Brief –
Track down every line below that holds "Table" and copy it.

[Saved entries]
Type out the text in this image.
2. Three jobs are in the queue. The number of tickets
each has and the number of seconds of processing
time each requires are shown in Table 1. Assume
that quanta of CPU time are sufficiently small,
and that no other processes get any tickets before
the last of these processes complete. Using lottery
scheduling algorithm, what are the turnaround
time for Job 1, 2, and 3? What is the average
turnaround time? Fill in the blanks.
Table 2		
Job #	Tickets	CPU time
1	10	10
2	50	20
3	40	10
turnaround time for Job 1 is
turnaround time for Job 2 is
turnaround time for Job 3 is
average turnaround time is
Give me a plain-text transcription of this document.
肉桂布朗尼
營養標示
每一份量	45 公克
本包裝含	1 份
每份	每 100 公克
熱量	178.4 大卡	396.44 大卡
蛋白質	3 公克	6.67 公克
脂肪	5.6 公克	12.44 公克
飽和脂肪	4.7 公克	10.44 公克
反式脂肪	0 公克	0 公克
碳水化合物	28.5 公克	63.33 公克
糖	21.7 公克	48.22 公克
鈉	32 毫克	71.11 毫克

The solution –
time each requires are shown in Table 1. Assume
Table 2		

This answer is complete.